▶ Material to process:

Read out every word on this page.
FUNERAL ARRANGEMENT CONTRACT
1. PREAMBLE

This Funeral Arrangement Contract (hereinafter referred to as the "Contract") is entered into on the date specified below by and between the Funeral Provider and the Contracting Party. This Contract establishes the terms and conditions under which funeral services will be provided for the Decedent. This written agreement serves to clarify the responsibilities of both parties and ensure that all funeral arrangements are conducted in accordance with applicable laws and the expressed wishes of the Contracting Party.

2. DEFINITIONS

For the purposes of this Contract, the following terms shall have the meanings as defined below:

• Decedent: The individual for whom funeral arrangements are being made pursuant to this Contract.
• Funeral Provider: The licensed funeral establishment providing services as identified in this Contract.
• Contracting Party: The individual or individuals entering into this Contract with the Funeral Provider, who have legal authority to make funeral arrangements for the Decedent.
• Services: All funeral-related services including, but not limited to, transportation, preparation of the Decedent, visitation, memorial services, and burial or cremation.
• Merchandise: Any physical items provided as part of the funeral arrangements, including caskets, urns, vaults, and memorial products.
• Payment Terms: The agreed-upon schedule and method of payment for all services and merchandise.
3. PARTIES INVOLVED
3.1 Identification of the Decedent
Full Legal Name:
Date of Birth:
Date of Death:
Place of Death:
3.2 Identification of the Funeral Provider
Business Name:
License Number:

▶ The problem: Pick out every line with the string "Identification" and copy it.

▶ Result below:
3.1 Identification of the Decedent
3.2 Identification of the Funeral Provider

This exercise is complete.